### Records to process

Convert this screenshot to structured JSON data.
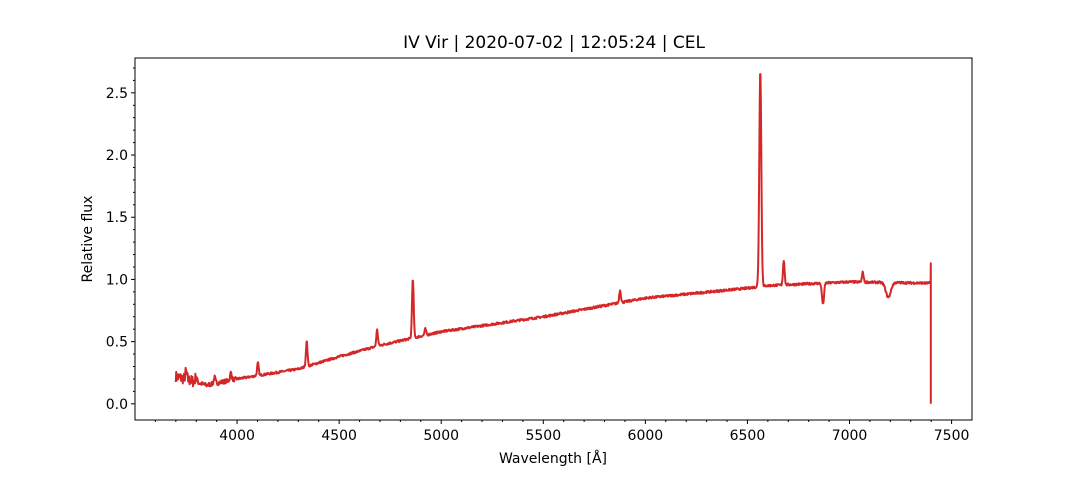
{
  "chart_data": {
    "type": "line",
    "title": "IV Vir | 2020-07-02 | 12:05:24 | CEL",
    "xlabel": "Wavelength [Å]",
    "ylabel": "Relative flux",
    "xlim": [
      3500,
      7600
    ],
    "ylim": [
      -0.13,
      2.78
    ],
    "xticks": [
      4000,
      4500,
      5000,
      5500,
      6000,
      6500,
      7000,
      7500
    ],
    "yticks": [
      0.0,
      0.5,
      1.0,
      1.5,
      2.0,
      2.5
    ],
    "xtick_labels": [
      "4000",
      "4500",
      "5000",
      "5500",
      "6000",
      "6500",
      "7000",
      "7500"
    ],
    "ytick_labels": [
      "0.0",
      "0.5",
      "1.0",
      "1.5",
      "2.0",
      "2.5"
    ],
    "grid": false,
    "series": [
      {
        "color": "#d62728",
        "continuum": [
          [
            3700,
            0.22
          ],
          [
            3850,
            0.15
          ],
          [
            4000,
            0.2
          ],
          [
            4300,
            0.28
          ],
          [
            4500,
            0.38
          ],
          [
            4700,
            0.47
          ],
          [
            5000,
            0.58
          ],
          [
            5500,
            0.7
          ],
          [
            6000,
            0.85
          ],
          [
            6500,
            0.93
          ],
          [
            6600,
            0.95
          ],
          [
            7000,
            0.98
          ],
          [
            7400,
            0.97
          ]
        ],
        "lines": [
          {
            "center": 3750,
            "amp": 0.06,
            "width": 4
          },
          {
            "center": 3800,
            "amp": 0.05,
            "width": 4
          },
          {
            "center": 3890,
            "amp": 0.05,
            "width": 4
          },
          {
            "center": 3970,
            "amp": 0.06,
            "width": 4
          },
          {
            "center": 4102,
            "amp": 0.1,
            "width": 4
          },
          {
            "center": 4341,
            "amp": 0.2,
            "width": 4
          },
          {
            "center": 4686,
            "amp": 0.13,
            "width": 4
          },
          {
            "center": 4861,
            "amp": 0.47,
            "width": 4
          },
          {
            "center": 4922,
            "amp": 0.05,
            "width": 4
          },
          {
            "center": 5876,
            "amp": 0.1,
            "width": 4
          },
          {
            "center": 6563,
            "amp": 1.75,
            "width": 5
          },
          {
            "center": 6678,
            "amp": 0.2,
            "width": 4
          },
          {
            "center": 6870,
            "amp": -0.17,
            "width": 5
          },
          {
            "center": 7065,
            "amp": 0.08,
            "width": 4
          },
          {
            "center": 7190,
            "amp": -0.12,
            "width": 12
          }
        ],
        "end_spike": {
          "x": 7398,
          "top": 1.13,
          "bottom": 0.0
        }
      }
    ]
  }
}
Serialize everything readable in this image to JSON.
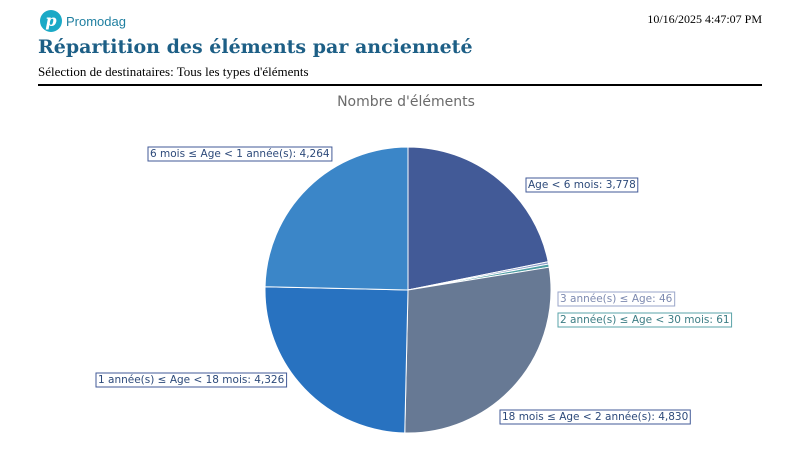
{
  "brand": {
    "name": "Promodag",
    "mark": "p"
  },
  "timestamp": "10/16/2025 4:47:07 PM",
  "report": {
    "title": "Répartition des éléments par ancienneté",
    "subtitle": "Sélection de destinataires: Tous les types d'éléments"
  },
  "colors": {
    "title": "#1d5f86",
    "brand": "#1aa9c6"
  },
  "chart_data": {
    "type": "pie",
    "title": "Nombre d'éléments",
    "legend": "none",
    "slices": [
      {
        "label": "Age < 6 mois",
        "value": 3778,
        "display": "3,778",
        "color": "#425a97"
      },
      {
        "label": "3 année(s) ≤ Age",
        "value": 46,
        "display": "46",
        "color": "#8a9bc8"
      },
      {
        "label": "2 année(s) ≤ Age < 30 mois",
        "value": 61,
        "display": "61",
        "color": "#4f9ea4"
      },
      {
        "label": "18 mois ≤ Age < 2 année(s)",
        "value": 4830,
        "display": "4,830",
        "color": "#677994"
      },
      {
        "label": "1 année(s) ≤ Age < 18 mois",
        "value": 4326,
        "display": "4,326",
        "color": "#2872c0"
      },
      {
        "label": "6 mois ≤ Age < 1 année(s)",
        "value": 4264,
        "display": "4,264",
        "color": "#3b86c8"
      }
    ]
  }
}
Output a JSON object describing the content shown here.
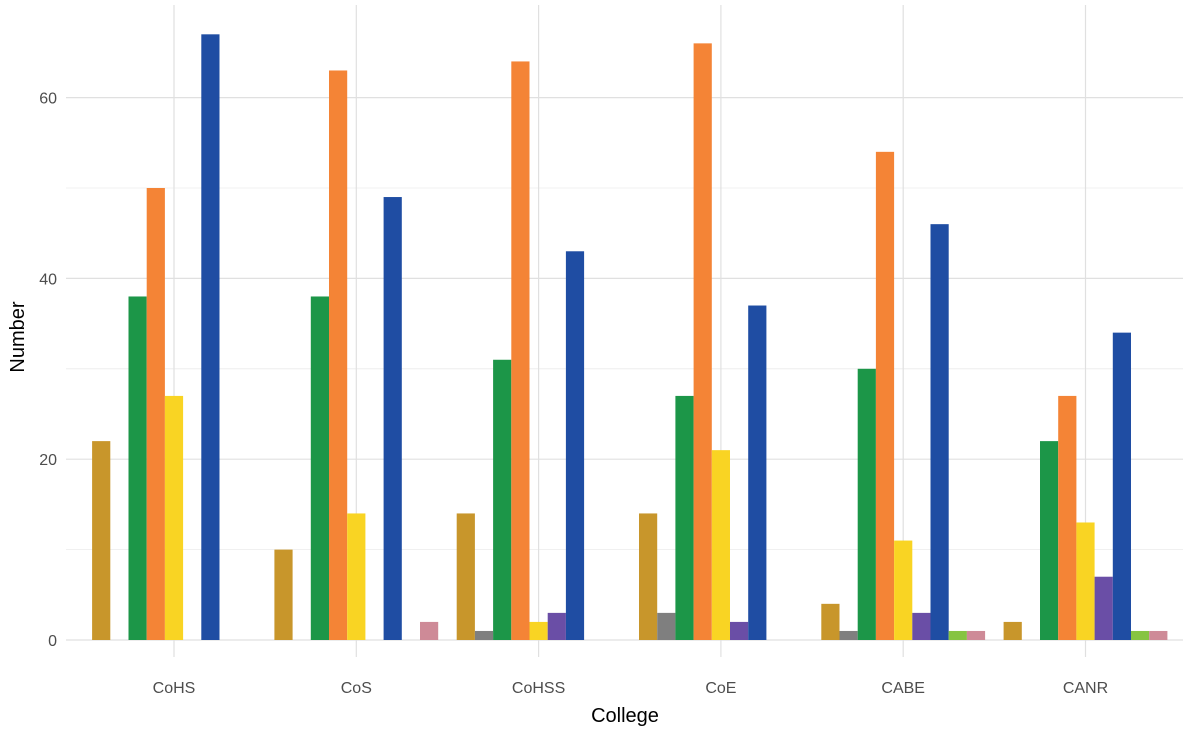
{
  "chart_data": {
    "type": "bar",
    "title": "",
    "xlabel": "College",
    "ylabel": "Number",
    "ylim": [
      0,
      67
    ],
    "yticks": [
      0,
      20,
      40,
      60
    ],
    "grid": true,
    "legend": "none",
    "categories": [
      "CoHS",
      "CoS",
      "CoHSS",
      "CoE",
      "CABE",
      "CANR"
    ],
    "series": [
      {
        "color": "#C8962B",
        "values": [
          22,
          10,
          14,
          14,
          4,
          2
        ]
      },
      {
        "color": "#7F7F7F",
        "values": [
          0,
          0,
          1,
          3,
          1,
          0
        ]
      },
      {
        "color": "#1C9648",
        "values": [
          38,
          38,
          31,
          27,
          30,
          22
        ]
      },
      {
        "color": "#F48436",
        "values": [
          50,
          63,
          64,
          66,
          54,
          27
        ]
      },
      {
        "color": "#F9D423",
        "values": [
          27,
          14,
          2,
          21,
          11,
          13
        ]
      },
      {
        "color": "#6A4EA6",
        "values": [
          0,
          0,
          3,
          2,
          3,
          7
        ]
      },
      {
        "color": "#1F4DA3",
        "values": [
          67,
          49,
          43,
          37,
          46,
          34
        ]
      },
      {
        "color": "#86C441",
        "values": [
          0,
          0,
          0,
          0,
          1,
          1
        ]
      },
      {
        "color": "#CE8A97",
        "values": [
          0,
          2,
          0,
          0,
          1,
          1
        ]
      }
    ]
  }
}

### What you will do
Restate the full listing verbatim and drop every picture.

### Exercise solution
Convert this screenshot to structured JSON data.
{
  "chart_data": {
    "type": "line",
    "title": "IV Vir | 2020-07-02 | 12:05:24 | CEL",
    "xlabel": "Wavelength [Å]",
    "ylabel": "Relative flux",
    "xlim": [
      3500,
      7600
    ],
    "ylim": [
      -0.13,
      2.78
    ],
    "xticks": [
      4000,
      4500,
      5000,
      5500,
      6000,
      6500,
      7000,
      7500
    ],
    "yticks": [
      0.0,
      0.5,
      1.0,
      1.5,
      2.0,
      2.5
    ],
    "xtick_labels": [
      "4000",
      "4500",
      "5000",
      "5500",
      "6000",
      "6500",
      "7000",
      "7500"
    ],
    "ytick_labels": [
      "0.0",
      "0.5",
      "1.0",
      "1.5",
      "2.0",
      "2.5"
    ],
    "grid": false,
    "series": [
      {
        "color": "#d62728",
        "continuum": [
          [
            3700,
            0.22
          ],
          [
            3850,
            0.15
          ],
          [
            4000,
            0.2
          ],
          [
            4300,
            0.28
          ],
          [
            4500,
            0.38
          ],
          [
            4700,
            0.47
          ],
          [
            5000,
            0.58
          ],
          [
            5500,
            0.7
          ],
          [
            6000,
            0.85
          ],
          [
            6500,
            0.93
          ],
          [
            6600,
            0.95
          ],
          [
            7000,
            0.98
          ],
          [
            7400,
            0.97
          ]
        ],
        "lines": [
          {
            "center": 3750,
            "amp": 0.06,
            "width": 4
          },
          {
            "center": 3800,
            "amp": 0.05,
            "width": 4
          },
          {
            "center": 3890,
            "amp": 0.05,
            "width": 4
          },
          {
            "center": 3970,
            "amp": 0.06,
            "width": 4
          },
          {
            "center": 4102,
            "amp": 0.1,
            "width": 4
          },
          {
            "center": 4341,
            "amp": 0.2,
            "width": 4
          },
          {
            "center": 4686,
            "amp": 0.13,
            "width": 4
          },
          {
            "center": 4861,
            "amp": 0.47,
            "width": 4
          },
          {
            "center": 4922,
            "amp": 0.05,
            "width": 4
          },
          {
            "center": 5876,
            "amp": 0.1,
            "width": 4
          },
          {
            "center": 6563,
            "amp": 1.75,
            "width": 5
          },
          {
            "center": 6678,
            "amp": 0.2,
            "width": 4
          },
          {
            "center": 6870,
            "amp": -0.17,
            "width": 5
          },
          {
            "center": 7065,
            "amp": 0.08,
            "width": 4
          },
          {
            "center": 7190,
            "amp": -0.12,
            "width": 12
          }
        ],
        "end_spike": {
          "x": 7398,
          "top": 1.13,
          "bottom": 0.0
        }
      }
    ]
  }
}
Serialize everything readable in this image to JSON.
{
  "brand": {
    "name": "Promodag",
    "mark": "p"
  },
  "timestamp": "10/16/2025 4:47:07 PM",
  "report": {
    "title": "Répartition des éléments par ancienneté",
    "subtitle": "Sélection de destinataires: Tous les types d'éléments"
  },
  "colors": {
    "title": "#1d5f86",
    "brand": "#1aa9c6"
  },
  "chart_data": {
    "type": "pie",
    "title": "Nombre d'éléments",
    "legend": "none",
    "slices": [
      {
        "label": "Age < 6 mois",
        "value": 3778,
        "display": "3,778",
        "color": "#425a97"
      },
      {
        "label": "3 année(s) ≤ Age",
        "value": 46,
        "display": "46",
        "color": "#8a9bc8"
      },
      {
        "label": "2 année(s) ≤ Age < 30 mois",
        "value": 61,
        "display": "61",
        "color": "#4f9ea4"
      },
      {
        "label": "18 mois ≤ Age < 2 année(s)",
        "value": 4830,
        "display": "4,830",
        "color": "#677994"
      },
      {
        "label": "1 année(s) ≤ Age < 18 mois",
        "value": 4326,
        "display": "4,326",
        "color": "#2872c0"
      },
      {
        "label": "6 mois ≤ Age < 1 année(s)",
        "value": 4264,
        "display": "4,264",
        "color": "#3b86c8"
      }
    ]
  }
}
Output a JSON object describing the content shown here.
{
  "chart_data": {
    "type": "bar",
    "title": "",
    "xlabel": "College",
    "ylabel": "Number",
    "ylim": [
      0,
      67
    ],
    "yticks": [
      0,
      20,
      40,
      60
    ],
    "grid": true,
    "legend": "none",
    "categories": [
      "CoHS",
      "CoS",
      "CoHSS",
      "CoE",
      "CABE",
      "CANR"
    ],
    "series": [
      {
        "color": "#C8962B",
        "values": [
          22,
          10,
          14,
          14,
          4,
          2
        ]
      },
      {
        "color": "#7F7F7F",
        "values": [
          0,
          0,
          1,
          3,
          1,
          0
        ]
      },
      {
        "color": "#1C9648",
        "values": [
          38,
          38,
          31,
          27,
          30,
          22
        ]
      },
      {
        "color": "#F48436",
        "values": [
          50,
          63,
          64,
          66,
          54,
          27
        ]
      },
      {
        "color": "#F9D423",
        "values": [
          27,
          14,
          2,
          21,
          11,
          13
        ]
      },
      {
        "color": "#6A4EA6",
        "values": [
          0,
          0,
          3,
          2,
          3,
          7
        ]
      },
      {
        "color": "#1F4DA3",
        "values": [
          67,
          49,
          43,
          37,
          46,
          34
        ]
      },
      {
        "color": "#86C441",
        "values": [
          0,
          0,
          0,
          0,
          1,
          1
        ]
      },
      {
        "color": "#CE8A97",
        "values": [
          0,
          2,
          0,
          0,
          1,
          1
        ]
      }
    ]
  }
}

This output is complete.